## Task to carry out
Tally how many lines include "Feedback". The number is the whole answer.

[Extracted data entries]
---

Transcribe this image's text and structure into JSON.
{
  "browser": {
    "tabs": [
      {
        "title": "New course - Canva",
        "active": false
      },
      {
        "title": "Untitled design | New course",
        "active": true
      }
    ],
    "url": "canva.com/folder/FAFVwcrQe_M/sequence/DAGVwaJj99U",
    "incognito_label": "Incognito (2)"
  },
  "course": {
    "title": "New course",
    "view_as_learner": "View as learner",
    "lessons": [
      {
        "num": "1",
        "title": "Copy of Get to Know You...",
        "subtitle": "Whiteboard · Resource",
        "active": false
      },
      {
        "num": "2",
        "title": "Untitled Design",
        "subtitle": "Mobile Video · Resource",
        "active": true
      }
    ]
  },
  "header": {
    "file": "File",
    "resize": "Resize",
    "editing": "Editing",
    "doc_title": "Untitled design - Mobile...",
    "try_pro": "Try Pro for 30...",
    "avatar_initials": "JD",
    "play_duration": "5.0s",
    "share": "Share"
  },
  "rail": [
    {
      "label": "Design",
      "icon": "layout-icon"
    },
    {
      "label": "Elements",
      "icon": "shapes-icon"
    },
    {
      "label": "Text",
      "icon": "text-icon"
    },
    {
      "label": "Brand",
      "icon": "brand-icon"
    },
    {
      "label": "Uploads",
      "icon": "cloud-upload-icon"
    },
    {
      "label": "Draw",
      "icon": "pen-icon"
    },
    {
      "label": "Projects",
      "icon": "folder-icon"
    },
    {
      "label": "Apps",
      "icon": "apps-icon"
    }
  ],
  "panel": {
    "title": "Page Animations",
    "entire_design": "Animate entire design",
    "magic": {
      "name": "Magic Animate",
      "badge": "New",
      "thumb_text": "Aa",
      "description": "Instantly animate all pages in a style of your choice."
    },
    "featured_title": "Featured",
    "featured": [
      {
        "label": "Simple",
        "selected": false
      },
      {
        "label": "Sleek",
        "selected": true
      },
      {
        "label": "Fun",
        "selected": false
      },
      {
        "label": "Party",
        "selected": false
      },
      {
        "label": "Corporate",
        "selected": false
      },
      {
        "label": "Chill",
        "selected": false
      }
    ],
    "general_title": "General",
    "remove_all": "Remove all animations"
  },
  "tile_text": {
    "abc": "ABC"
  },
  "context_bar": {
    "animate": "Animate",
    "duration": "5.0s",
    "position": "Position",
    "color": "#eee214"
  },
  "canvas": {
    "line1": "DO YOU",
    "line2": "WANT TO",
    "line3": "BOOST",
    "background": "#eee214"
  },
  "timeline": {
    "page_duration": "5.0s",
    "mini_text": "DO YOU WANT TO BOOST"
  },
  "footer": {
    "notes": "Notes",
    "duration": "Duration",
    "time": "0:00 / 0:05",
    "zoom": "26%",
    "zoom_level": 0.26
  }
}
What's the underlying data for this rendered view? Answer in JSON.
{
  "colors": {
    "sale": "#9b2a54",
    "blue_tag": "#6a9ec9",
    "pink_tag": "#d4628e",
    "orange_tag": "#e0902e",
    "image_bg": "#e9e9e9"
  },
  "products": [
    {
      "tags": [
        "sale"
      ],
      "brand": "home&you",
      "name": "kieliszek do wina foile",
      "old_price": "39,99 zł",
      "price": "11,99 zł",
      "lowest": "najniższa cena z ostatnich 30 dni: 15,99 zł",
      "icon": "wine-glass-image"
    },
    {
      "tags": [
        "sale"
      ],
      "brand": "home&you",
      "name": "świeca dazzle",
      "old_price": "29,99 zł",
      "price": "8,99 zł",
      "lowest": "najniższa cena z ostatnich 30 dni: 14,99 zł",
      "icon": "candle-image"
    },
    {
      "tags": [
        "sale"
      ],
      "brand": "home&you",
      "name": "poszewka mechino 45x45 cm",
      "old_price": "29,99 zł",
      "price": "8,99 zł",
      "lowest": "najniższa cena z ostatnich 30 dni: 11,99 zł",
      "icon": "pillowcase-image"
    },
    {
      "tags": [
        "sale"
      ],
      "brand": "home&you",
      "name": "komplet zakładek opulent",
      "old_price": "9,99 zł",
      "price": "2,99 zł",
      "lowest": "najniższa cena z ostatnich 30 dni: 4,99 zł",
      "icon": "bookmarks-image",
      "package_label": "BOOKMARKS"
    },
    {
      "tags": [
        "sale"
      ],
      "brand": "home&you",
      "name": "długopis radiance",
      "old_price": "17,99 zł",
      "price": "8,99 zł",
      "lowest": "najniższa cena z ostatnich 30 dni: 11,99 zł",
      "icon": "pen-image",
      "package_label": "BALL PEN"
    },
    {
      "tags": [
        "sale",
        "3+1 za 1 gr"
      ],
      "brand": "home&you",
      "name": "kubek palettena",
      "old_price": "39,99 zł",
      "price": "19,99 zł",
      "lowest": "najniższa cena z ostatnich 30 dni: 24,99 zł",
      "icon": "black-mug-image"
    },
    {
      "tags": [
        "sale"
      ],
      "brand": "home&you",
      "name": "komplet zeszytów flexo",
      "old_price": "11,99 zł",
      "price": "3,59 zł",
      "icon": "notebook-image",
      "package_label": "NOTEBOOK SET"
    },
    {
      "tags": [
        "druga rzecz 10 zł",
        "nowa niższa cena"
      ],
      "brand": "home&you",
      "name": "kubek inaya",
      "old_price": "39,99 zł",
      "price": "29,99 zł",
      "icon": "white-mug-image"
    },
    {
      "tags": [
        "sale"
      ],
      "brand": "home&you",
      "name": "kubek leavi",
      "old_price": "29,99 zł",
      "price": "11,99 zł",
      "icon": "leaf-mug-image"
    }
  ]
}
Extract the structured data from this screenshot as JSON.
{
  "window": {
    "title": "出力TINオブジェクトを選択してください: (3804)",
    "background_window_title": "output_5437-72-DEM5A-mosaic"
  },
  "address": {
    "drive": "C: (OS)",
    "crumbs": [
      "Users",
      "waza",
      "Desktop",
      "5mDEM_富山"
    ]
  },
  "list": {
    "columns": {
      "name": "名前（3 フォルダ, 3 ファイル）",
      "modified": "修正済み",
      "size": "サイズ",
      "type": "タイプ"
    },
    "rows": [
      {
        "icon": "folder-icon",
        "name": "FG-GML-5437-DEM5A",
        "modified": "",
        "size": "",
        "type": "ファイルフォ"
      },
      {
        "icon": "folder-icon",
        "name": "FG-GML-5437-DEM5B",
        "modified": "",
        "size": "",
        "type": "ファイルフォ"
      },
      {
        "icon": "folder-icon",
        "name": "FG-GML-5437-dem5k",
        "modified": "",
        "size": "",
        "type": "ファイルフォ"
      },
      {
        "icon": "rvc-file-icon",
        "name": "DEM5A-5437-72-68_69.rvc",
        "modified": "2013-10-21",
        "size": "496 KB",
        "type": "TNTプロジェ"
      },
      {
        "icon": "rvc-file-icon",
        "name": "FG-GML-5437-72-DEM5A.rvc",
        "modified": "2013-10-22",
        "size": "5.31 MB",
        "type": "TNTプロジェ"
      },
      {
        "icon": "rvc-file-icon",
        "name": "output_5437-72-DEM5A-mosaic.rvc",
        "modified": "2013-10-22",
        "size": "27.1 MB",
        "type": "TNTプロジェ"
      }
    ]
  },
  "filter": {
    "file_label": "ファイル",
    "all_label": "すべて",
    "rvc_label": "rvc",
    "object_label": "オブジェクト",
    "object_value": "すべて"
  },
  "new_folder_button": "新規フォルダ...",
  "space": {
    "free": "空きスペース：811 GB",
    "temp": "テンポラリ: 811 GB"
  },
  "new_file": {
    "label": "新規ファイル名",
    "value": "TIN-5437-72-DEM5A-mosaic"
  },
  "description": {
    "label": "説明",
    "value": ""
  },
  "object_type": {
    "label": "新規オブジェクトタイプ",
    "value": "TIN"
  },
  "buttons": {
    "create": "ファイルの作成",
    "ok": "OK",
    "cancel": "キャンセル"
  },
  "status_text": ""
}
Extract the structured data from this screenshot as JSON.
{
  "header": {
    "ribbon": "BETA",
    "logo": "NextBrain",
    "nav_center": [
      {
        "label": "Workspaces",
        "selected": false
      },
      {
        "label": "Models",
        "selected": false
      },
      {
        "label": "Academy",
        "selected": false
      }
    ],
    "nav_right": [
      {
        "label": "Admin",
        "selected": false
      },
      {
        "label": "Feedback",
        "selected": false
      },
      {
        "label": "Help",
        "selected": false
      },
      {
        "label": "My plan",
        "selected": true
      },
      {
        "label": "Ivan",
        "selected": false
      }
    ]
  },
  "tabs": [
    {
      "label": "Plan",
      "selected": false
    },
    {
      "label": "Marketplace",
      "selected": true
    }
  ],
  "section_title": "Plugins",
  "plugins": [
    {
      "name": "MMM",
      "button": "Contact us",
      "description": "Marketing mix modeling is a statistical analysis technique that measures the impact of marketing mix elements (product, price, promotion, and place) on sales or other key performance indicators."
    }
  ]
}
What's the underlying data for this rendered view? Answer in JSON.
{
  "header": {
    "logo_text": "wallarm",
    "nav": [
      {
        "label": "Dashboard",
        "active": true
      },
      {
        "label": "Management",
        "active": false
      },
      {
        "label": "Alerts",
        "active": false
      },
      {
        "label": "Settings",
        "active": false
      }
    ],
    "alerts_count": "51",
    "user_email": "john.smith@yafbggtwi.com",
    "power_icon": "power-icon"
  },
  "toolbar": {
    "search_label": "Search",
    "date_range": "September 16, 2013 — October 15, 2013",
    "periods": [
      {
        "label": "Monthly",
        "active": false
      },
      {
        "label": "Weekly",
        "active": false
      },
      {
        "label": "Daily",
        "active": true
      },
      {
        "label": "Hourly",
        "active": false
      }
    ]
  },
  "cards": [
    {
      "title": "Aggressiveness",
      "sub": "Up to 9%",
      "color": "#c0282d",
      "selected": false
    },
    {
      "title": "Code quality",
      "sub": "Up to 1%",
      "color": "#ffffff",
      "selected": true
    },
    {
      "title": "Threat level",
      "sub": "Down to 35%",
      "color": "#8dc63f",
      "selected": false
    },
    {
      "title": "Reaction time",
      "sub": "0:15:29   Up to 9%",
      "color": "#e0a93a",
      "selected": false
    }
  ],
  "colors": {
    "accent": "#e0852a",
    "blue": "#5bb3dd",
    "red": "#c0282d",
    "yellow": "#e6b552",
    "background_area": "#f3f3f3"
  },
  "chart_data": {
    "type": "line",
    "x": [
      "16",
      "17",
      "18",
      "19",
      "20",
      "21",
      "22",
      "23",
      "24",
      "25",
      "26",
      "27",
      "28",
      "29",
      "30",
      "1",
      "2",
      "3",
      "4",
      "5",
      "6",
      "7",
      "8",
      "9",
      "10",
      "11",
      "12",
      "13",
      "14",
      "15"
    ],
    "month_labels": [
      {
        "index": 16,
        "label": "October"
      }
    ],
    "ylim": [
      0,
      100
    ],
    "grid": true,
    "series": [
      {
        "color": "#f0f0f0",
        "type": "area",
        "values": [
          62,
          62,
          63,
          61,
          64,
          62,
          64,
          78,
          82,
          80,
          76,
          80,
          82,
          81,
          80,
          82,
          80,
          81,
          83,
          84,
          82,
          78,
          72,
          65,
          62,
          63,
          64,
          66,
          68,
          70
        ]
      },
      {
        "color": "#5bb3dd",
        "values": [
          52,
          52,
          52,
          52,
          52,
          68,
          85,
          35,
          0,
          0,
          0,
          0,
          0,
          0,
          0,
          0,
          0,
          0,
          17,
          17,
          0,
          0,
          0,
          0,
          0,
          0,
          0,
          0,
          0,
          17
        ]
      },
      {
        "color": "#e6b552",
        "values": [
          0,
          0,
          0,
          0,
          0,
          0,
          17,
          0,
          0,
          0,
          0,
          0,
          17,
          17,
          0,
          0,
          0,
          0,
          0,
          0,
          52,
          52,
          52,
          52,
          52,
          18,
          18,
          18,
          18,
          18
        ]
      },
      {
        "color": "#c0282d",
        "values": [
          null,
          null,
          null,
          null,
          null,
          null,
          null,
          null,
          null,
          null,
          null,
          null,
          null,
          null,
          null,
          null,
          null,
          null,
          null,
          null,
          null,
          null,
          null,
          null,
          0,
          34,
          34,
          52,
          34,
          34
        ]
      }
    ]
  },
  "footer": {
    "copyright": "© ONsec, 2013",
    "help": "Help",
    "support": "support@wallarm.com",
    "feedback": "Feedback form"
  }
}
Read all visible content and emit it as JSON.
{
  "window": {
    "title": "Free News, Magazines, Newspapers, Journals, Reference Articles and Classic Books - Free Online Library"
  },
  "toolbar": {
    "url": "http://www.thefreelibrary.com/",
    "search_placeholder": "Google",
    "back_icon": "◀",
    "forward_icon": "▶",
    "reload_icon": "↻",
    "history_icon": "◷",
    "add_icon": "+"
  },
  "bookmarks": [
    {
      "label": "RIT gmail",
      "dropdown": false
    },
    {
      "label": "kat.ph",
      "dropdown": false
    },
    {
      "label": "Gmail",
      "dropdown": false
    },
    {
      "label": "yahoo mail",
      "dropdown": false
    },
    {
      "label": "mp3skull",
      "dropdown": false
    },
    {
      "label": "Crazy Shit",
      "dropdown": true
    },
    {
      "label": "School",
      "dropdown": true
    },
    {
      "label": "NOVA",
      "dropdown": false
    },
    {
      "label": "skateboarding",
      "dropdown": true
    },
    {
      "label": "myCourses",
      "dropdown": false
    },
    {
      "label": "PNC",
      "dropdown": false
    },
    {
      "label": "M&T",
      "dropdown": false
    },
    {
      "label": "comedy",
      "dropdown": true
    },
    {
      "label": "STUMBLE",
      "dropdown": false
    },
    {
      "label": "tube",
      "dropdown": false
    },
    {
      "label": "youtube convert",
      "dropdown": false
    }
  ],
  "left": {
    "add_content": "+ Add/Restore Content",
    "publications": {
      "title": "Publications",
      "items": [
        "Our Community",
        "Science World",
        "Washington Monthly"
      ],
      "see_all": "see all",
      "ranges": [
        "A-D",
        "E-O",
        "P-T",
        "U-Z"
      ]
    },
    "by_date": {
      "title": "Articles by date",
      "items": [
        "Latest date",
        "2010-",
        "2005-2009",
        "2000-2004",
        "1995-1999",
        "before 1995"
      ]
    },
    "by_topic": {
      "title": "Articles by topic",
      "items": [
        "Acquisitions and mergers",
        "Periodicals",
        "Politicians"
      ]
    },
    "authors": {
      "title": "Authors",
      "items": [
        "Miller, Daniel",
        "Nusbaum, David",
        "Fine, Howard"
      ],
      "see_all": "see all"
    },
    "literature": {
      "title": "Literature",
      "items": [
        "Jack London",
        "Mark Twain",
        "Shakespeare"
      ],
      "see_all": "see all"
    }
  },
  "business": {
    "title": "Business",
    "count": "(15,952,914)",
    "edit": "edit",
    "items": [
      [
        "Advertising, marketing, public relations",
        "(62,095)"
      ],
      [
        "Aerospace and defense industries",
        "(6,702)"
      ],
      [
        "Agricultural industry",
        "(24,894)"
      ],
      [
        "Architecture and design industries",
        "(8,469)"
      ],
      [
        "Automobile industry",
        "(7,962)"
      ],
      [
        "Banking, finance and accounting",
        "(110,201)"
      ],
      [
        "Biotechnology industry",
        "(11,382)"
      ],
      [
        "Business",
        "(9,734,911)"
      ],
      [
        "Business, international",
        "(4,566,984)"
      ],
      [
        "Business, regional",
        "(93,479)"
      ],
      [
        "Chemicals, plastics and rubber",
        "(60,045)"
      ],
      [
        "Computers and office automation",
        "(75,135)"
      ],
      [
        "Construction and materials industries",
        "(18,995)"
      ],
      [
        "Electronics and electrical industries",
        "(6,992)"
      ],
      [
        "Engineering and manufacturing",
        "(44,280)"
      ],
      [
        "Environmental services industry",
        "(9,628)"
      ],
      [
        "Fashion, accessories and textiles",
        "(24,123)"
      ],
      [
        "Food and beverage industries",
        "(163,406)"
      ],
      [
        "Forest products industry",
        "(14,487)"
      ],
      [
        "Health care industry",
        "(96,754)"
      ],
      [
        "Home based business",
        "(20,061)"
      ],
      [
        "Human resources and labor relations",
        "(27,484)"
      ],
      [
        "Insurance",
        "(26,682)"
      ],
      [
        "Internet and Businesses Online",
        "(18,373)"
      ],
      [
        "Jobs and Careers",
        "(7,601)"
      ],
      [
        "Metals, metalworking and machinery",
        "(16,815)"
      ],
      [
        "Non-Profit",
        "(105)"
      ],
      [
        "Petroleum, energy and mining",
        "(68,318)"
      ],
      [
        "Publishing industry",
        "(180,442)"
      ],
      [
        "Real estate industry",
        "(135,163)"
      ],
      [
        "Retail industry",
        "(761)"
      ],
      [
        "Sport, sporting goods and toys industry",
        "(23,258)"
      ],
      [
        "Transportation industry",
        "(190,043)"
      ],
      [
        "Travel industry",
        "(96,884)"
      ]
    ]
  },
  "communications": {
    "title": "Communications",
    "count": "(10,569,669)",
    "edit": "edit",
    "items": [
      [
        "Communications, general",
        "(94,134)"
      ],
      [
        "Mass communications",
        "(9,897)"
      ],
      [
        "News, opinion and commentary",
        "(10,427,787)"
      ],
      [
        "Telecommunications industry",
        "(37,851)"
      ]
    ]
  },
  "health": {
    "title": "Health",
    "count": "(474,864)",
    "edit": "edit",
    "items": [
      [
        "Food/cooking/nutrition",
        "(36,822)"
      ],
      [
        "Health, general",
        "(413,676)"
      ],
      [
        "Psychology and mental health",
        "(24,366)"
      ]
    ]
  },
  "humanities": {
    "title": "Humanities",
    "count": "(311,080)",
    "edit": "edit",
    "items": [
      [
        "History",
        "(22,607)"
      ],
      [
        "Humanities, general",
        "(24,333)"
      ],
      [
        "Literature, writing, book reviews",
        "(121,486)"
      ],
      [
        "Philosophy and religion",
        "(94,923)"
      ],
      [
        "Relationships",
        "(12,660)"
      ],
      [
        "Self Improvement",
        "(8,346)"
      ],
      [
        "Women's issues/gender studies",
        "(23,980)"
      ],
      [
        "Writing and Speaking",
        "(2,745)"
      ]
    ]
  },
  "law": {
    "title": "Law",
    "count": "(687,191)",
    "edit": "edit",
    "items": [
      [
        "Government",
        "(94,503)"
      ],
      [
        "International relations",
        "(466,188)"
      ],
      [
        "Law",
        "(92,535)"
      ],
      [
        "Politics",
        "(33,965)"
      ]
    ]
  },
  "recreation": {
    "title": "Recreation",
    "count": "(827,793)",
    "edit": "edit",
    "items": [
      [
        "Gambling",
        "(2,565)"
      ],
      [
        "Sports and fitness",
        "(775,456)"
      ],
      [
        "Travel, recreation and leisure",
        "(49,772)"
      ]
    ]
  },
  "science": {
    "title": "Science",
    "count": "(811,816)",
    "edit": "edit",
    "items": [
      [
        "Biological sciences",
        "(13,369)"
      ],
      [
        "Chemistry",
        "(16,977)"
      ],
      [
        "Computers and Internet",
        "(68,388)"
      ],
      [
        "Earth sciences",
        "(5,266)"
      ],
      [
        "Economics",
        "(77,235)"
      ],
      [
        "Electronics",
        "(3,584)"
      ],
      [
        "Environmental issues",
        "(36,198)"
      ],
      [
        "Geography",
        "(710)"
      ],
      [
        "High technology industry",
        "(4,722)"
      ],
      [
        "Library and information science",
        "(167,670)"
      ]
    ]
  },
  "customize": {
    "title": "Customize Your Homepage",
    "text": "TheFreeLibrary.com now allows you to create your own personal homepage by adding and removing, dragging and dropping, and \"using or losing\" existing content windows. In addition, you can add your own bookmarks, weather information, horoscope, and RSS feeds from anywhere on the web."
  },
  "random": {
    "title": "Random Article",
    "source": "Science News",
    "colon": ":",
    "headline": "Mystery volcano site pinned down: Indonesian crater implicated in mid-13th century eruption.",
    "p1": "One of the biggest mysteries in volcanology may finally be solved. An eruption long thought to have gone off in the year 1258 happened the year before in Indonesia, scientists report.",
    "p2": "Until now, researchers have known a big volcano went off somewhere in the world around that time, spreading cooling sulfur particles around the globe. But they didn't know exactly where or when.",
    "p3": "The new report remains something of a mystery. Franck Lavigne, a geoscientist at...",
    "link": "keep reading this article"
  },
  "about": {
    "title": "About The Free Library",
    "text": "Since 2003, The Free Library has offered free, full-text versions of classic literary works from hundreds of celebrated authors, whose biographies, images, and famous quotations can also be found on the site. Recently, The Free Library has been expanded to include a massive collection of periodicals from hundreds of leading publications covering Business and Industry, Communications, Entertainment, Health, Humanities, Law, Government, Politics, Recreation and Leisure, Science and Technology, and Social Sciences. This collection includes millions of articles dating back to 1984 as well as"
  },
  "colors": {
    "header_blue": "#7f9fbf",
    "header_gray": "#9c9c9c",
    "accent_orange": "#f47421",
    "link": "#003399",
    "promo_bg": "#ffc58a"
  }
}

---

## Expected output
2